WRITTEN INSTRUCTION
Print the data exactly as it is given, please.

DATA EXTRACT
____
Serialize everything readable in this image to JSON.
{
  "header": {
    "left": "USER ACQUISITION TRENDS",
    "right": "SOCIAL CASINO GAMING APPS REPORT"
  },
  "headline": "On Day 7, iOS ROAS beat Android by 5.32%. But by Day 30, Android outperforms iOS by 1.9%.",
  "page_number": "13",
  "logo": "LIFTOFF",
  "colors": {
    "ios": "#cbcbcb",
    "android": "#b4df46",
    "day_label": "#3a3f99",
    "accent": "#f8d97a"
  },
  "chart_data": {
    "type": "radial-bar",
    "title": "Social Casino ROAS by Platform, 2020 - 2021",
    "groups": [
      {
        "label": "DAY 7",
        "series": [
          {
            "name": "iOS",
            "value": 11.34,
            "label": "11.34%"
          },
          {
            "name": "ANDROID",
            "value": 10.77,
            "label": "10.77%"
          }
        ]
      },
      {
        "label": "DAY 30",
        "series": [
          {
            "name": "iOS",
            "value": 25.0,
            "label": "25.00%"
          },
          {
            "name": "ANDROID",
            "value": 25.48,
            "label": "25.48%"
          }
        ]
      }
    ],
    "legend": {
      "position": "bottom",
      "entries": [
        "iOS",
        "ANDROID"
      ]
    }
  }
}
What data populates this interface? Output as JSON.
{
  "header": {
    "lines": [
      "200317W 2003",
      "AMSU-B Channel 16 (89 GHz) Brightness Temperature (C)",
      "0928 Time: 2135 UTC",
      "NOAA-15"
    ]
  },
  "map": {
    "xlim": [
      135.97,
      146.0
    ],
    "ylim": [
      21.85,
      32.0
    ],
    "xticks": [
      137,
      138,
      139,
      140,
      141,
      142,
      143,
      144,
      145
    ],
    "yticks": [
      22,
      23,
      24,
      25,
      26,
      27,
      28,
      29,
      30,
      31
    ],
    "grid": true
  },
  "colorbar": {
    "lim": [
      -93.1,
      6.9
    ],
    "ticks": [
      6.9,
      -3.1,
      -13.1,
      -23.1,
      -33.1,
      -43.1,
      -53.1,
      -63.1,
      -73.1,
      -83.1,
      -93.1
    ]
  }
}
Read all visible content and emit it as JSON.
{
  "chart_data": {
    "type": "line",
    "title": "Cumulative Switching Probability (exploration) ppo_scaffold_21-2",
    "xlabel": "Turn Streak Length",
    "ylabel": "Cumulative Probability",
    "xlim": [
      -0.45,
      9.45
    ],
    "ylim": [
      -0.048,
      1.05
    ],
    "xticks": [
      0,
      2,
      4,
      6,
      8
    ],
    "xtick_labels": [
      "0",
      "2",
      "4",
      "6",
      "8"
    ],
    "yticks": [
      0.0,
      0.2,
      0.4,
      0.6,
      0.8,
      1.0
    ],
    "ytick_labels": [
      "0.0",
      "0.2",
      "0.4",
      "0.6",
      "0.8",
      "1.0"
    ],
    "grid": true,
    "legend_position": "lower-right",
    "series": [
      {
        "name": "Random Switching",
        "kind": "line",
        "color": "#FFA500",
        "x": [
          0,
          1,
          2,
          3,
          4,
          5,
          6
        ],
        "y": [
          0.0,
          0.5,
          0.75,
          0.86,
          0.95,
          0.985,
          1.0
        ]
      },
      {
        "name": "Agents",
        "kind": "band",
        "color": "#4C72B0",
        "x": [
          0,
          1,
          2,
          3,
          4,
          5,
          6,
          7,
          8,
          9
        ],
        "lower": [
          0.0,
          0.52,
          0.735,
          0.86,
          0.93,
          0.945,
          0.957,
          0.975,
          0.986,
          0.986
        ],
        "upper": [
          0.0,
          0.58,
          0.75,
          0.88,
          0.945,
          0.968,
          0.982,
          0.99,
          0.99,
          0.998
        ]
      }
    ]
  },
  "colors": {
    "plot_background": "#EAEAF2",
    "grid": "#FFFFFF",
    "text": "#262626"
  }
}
____
FULL SOLUTION
Serialize everything readable in this image to JSON.
{
  "header": {
    "left": "USER ACQUISITION TRENDS",
    "right": "SOCIAL CASINO GAMING APPS REPORT"
  },
  "headline": "On Day 7, iOS ROAS beat Android by 5.32%. But by Day 30, Android outperforms iOS by 1.9%.",
  "page_number": "13",
  "logo": "LIFTOFF",
  "colors": {
    "ios": "#cbcbcb",
    "android": "#b4df46",
    "day_label": "#3a3f99",
    "accent": "#f8d97a"
  },
  "chart_data": {
    "type": "radial-bar",
    "title": "Social Casino ROAS by Platform, 2020 - 2021",
    "groups": [
      {
        "label": "DAY 7",
        "series": [
          {
            "name": "iOS",
            "value": 11.34,
            "label": "11.34%"
          },
          {
            "name": "ANDROID",
            "value": 10.77,
            "label": "10.77%"
          }
        ]
      },
      {
        "label": "DAY 30",
        "series": [
          {
            "name": "iOS",
            "value": 25.0,
            "label": "25.00%"
          },
          {
            "name": "ANDROID",
            "value": 25.48,
            "label": "25.48%"
          }
        ]
      }
    ],
    "legend": {
      "position": "bottom",
      "entries": [
        "iOS",
        "ANDROID"
      ]
    }
  }
}
What data populates this interface? Output as JSON.
{
  "header": {
    "lines": [
      "200317W 2003",
      "AMSU-B Channel 16 (89 GHz) Brightness Temperature (C)",
      "0928 Time: 2135 UTC",
      "NOAA-15"
    ]
  },
  "map": {
    "xlim": [
      135.97,
      146.0
    ],
    "ylim": [
      21.85,
      32.0
    ],
    "xticks": [
      137,
      138,
      139,
      140,
      141,
      142,
      143,
      144,
      145
    ],
    "yticks": [
      22,
      23,
      24,
      25,
      26,
      27,
      28,
      29,
      30,
      31
    ],
    "grid": true
  },
  "colorbar": {
    "lim": [
      -93.1,
      6.9
    ],
    "ticks": [
      6.9,
      -3.1,
      -13.1,
      -23.1,
      -33.1,
      -43.1,
      -53.1,
      -63.1,
      -73.1,
      -83.1,
      -93.1
    ]
  }
}
Read all visible content and emit it as JSON.
{
  "chart_data": {
    "type": "line",
    "title": "Cumulative Switching Probability (exploration) ppo_scaffold_21-2",
    "xlabel": "Turn Streak Length",
    "ylabel": "Cumulative Probability",
    "xlim": [
      -0.45,
      9.45
    ],
    "ylim": [
      -0.048,
      1.05
    ],
    "xticks": [
      0,
      2,
      4,
      6,
      8
    ],
    "xtick_labels": [
      "0",
      "2",
      "4",
      "6",
      "8"
    ],
    "yticks": [
      0.0,
      0.2,
      0.4,
      0.6,
      0.8,
      1.0
    ],
    "ytick_labels": [
      "0.0",
      "0.2",
      "0.4",
      "0.6",
      "0.8",
      "1.0"
    ],
    "grid": true,
    "legend_position": "lower-right",
    "series": [
      {
        "name": "Random Switching",
        "kind": "line",
        "color": "#FFA500",
        "x": [
          0,
          1,
          2,
          3,
          4,
          5,
          6
        ],
        "y": [
          0.0,
          0.5,
          0.75,
          0.86,
          0.95,
          0.985,
          1.0
        ]
      },
      {
        "name": "Agents",
        "kind": "band",
        "color": "#4C72B0",
        "x": [
          0,
          1,
          2,
          3,
          4,
          5,
          6,
          7,
          8,
          9
        ],
        "lower": [
          0.0,
          0.52,
          0.735,
          0.86,
          0.93,
          0.945,
          0.957,
          0.975,
          0.986,
          0.986
        ],
        "upper": [
          0.0,
          0.58,
          0.75,
          0.88,
          0.945,
          0.968,
          0.982,
          0.99,
          0.99,
          0.998
        ]
      }
    ]
  },
  "colors": {
    "plot_background": "#EAEAF2",
    "grid": "#FFFFFF",
    "text": "#262626"
  }
}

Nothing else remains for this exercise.